> [What to work on]:
Retype each record below word for word. Leave the pictures out.

> [Data excerpts]:
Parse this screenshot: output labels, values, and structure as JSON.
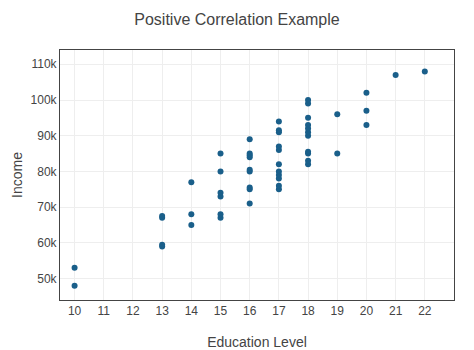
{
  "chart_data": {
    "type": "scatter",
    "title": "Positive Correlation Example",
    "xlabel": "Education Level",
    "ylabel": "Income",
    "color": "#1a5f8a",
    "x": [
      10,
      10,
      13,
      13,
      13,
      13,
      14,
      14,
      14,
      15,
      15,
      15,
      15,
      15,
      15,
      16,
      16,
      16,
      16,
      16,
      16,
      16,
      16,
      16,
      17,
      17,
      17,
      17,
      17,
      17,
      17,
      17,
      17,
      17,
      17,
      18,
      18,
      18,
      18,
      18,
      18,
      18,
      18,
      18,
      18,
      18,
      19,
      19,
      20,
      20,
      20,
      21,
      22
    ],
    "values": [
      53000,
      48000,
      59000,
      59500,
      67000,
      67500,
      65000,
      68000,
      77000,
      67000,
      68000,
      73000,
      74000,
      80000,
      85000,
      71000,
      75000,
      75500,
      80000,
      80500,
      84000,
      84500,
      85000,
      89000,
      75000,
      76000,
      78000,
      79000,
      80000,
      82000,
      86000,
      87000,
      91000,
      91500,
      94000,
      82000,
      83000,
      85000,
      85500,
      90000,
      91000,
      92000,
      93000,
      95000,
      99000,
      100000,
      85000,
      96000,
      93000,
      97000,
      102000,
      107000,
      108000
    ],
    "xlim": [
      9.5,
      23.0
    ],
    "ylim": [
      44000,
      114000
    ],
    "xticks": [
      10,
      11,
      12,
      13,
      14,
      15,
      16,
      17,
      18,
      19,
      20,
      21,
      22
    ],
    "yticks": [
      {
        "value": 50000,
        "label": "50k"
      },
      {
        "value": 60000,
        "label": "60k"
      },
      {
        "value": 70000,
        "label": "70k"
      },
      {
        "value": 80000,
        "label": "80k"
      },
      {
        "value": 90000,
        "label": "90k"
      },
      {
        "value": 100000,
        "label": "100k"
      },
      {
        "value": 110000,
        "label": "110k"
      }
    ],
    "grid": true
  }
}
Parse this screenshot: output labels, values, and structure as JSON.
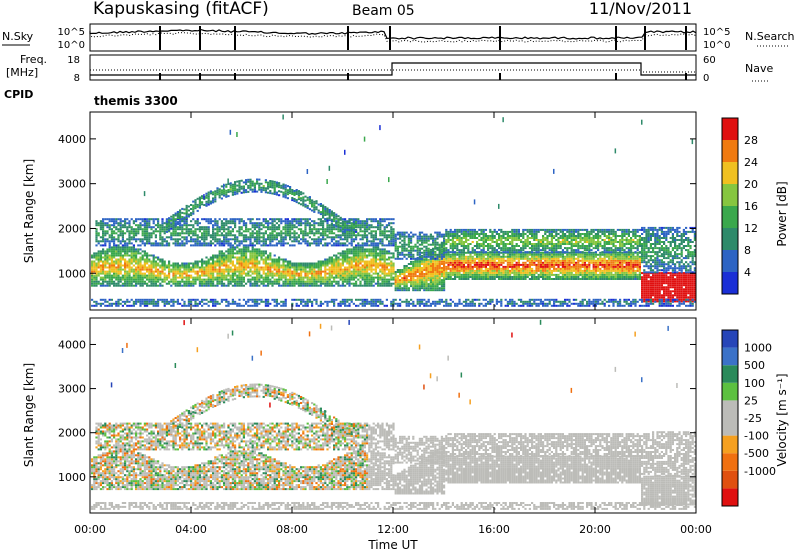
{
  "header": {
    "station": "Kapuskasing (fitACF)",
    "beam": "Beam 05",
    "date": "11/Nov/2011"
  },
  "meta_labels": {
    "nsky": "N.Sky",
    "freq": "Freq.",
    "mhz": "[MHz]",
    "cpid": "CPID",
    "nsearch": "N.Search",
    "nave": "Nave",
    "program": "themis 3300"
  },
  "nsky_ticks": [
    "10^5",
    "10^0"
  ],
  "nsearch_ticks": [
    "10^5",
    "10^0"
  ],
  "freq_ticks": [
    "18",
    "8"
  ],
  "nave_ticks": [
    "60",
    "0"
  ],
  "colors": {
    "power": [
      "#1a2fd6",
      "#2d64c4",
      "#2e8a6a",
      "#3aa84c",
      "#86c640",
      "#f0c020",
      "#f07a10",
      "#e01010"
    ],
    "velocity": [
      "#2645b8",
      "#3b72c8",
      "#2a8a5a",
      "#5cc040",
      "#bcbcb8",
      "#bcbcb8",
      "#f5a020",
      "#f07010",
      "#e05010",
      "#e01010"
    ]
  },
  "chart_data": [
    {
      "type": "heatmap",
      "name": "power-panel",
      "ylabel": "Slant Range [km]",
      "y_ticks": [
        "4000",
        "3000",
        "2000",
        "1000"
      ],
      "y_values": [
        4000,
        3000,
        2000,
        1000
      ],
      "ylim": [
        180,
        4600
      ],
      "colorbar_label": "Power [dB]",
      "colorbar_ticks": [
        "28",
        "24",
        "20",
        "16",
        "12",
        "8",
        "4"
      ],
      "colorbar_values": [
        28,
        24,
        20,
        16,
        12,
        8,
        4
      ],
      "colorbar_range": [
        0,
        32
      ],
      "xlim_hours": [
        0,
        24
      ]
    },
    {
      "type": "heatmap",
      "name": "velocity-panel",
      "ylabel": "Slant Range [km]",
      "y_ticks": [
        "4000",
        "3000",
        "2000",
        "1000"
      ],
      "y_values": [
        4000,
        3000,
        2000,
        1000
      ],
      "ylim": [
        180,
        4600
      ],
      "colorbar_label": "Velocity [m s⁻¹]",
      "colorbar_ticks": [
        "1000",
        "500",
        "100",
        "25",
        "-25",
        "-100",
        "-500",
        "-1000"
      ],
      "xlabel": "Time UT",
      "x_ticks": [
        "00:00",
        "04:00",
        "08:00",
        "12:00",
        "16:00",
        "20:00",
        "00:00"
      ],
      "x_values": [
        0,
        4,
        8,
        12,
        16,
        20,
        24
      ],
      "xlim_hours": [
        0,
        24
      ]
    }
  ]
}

> [Worked answer]:
Parse this screenshot: output labels, values, and structure as JSON.
{
  "chart_data": {
    "type": "scatter",
    "title": "Positive Correlation Example",
    "xlabel": "Education Level",
    "ylabel": "Income",
    "color": "#1a5f8a",
    "x": [
      10,
      10,
      13,
      13,
      13,
      13,
      14,
      14,
      14,
      15,
      15,
      15,
      15,
      15,
      15,
      16,
      16,
      16,
      16,
      16,
      16,
      16,
      16,
      16,
      17,
      17,
      17,
      17,
      17,
      17,
      17,
      17,
      17,
      17,
      17,
      18,
      18,
      18,
      18,
      18,
      18,
      18,
      18,
      18,
      18,
      18,
      19,
      19,
      20,
      20,
      20,
      21,
      22
    ],
    "values": [
      53000,
      48000,
      59000,
      59500,
      67000,
      67500,
      65000,
      68000,
      77000,
      67000,
      68000,
      73000,
      74000,
      80000,
      85000,
      71000,
      75000,
      75500,
      80000,
      80500,
      84000,
      84500,
      85000,
      89000,
      75000,
      76000,
      78000,
      79000,
      80000,
      82000,
      86000,
      87000,
      91000,
      91500,
      94000,
      82000,
      83000,
      85000,
      85500,
      90000,
      91000,
      92000,
      93000,
      95000,
      99000,
      100000,
      85000,
      96000,
      93000,
      97000,
      102000,
      107000,
      108000
    ],
    "xlim": [
      9.5,
      23.0
    ],
    "ylim": [
      44000,
      114000
    ],
    "xticks": [
      10,
      11,
      12,
      13,
      14,
      15,
      16,
      17,
      18,
      19,
      20,
      21,
      22
    ],
    "yticks": [
      {
        "value": 50000,
        "label": "50k"
      },
      {
        "value": 60000,
        "label": "60k"
      },
      {
        "value": 70000,
        "label": "70k"
      },
      {
        "value": 80000,
        "label": "80k"
      },
      {
        "value": 90000,
        "label": "90k"
      },
      {
        "value": 100000,
        "label": "100k"
      },
      {
        "value": 110000,
        "label": "110k"
      }
    ],
    "grid": true
  }
}
Parse this screenshot: output labels, values, and structure as JSON.
{
  "header": {
    "station": "Kapuskasing (fitACF)",
    "beam": "Beam 05",
    "date": "11/Nov/2011"
  },
  "meta_labels": {
    "nsky": "N.Sky",
    "freq": "Freq.",
    "mhz": "[MHz]",
    "cpid": "CPID",
    "nsearch": "N.Search",
    "nave": "Nave",
    "program": "themis 3300"
  },
  "nsky_ticks": [
    "10^5",
    "10^0"
  ],
  "nsearch_ticks": [
    "10^5",
    "10^0"
  ],
  "freq_ticks": [
    "18",
    "8"
  ],
  "nave_ticks": [
    "60",
    "0"
  ],
  "colors": {
    "power": [
      "#1a2fd6",
      "#2d64c4",
      "#2e8a6a",
      "#3aa84c",
      "#86c640",
      "#f0c020",
      "#f07a10",
      "#e01010"
    ],
    "velocity": [
      "#2645b8",
      "#3b72c8",
      "#2a8a5a",
      "#5cc040",
      "#bcbcb8",
      "#bcbcb8",
      "#f5a020",
      "#f07010",
      "#e05010",
      "#e01010"
    ]
  },
  "chart_data": [
    {
      "type": "heatmap",
      "name": "power-panel",
      "ylabel": "Slant Range [km]",
      "y_ticks": [
        "4000",
        "3000",
        "2000",
        "1000"
      ],
      "y_values": [
        4000,
        3000,
        2000,
        1000
      ],
      "ylim": [
        180,
        4600
      ],
      "colorbar_label": "Power [dB]",
      "colorbar_ticks": [
        "28",
        "24",
        "20",
        "16",
        "12",
        "8",
        "4"
      ],
      "colorbar_values": [
        28,
        24,
        20,
        16,
        12,
        8,
        4
      ],
      "colorbar_range": [
        0,
        32
      ],
      "xlim_hours": [
        0,
        24
      ]
    },
    {
      "type": "heatmap",
      "name": "velocity-panel",
      "ylabel": "Slant Range [km]",
      "y_ticks": [
        "4000",
        "3000",
        "2000",
        "1000"
      ],
      "y_values": [
        4000,
        3000,
        2000,
        1000
      ],
      "ylim": [
        180,
        4600
      ],
      "colorbar_label": "Velocity [m s⁻¹]",
      "colorbar_ticks": [
        "1000",
        "500",
        "100",
        "25",
        "-25",
        "-100",
        "-500",
        "-1000"
      ],
      "xlabel": "Time UT",
      "x_ticks": [
        "00:00",
        "04:00",
        "08:00",
        "12:00",
        "16:00",
        "20:00",
        "00:00"
      ],
      "x_values": [
        0,
        4,
        8,
        12,
        16,
        20,
        24
      ],
      "xlim_hours": [
        0,
        24
      ]
    }
  ]
}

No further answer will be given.